***** Records for processing

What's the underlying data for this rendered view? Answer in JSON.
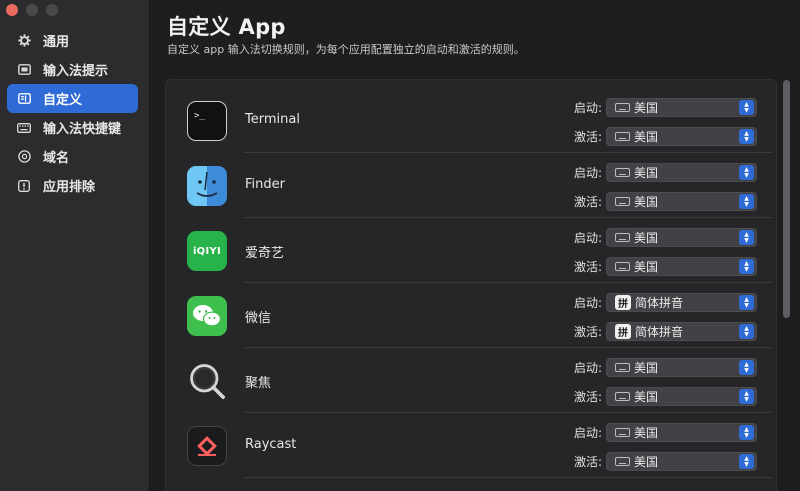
{
  "sidebar": {
    "items": [
      {
        "label": "通用",
        "icon": "gear-icon",
        "active": false
      },
      {
        "label": "输入法提示",
        "icon": "display-icon",
        "active": false
      },
      {
        "label": "自定义",
        "icon": "list-icon",
        "active": true
      },
      {
        "label": "输入法快捷键",
        "icon": "keyboard-icon",
        "active": false
      },
      {
        "label": "域名",
        "icon": "domain-icon",
        "active": false
      },
      {
        "label": "应用排除",
        "icon": "exclude-icon",
        "active": false
      }
    ]
  },
  "main": {
    "title": "自定义 App",
    "subtitle": "自定义 app 输入法切换规则，为每个应用配置独立的启动和激活的规则。"
  },
  "labels": {
    "launch": "启动:",
    "activate": "激活:"
  },
  "apps": [
    {
      "name": "Terminal",
      "icon": "terminal-icon",
      "launch": "美国",
      "activate": "美国",
      "launch_kind": "keyboard",
      "activate_kind": "keyboard"
    },
    {
      "name": "Finder",
      "icon": "finder-icon",
      "launch": "美国",
      "activate": "美国",
      "launch_kind": "keyboard",
      "activate_kind": "keyboard"
    },
    {
      "name": "爱奇艺",
      "icon": "iqiyi-icon",
      "icon_text": "iQIYI",
      "launch": "美国",
      "activate": "美国",
      "launch_kind": "keyboard",
      "activate_kind": "keyboard"
    },
    {
      "name": "微信",
      "icon": "wechat-icon",
      "launch": "简体拼音",
      "activate": "简体拼音",
      "launch_kind": "pinyin",
      "activate_kind": "pinyin"
    },
    {
      "name": "聚焦",
      "icon": "spotlight-icon",
      "launch": "美国",
      "activate": "美国",
      "launch_kind": "keyboard",
      "activate_kind": "keyboard"
    },
    {
      "name": "Raycast",
      "icon": "raycast-icon",
      "launch": "美国",
      "activate": "美国",
      "launch_kind": "keyboard",
      "activate_kind": "keyboard"
    }
  ],
  "pinyin_glyph": "拼",
  "colors": {
    "accent": "#2f6bd6",
    "close": "#ec6a5e"
  }
}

**********

— Goal —
All the records need to be repeated exactly, with the images dropped.

— Task output —
What's the underlying data for this rendered view? Answer in JSON.
{
  "sidebar": {
    "items": [
      {
        "label": "通用",
        "icon": "gear-icon",
        "active": false
      },
      {
        "label": "输入法提示",
        "icon": "display-icon",
        "active": false
      },
      {
        "label": "自定义",
        "icon": "list-icon",
        "active": true
      },
      {
        "label": "输入法快捷键",
        "icon": "keyboard-icon",
        "active": false
      },
      {
        "label": "域名",
        "icon": "domain-icon",
        "active": false
      },
      {
        "label": "应用排除",
        "icon": "exclude-icon",
        "active": false
      }
    ]
  },
  "main": {
    "title": "自定义 App",
    "subtitle": "自定义 app 输入法切换规则，为每个应用配置独立的启动和激活的规则。"
  },
  "labels": {
    "launch": "启动:",
    "activate": "激活:"
  },
  "apps": [
    {
      "name": "Terminal",
      "icon": "terminal-icon",
      "launch": "美国",
      "activate": "美国",
      "launch_kind": "keyboard",
      "activate_kind": "keyboard"
    },
    {
      "name": "Finder",
      "icon": "finder-icon",
      "launch": "美国",
      "activate": "美国",
      "launch_kind": "keyboard",
      "activate_kind": "keyboard"
    },
    {
      "name": "爱奇艺",
      "icon": "iqiyi-icon",
      "icon_text": "iQIYI",
      "launch": "美国",
      "activate": "美国",
      "launch_kind": "keyboard",
      "activate_kind": "keyboard"
    },
    {
      "name": "微信",
      "icon": "wechat-icon",
      "launch": "简体拼音",
      "activate": "简体拼音",
      "launch_kind": "pinyin",
      "activate_kind": "pinyin"
    },
    {
      "name": "聚焦",
      "icon": "spotlight-icon",
      "launch": "美国",
      "activate": "美国",
      "launch_kind": "keyboard",
      "activate_kind": "keyboard"
    },
    {
      "name": "Raycast",
      "icon": "raycast-icon",
      "launch": "美国",
      "activate": "美国",
      "launch_kind": "keyboard",
      "activate_kind": "keyboard"
    }
  ],
  "pinyin_glyph": "拼",
  "colors": {
    "accent": "#2f6bd6",
    "close": "#ec6a5e"
  }
}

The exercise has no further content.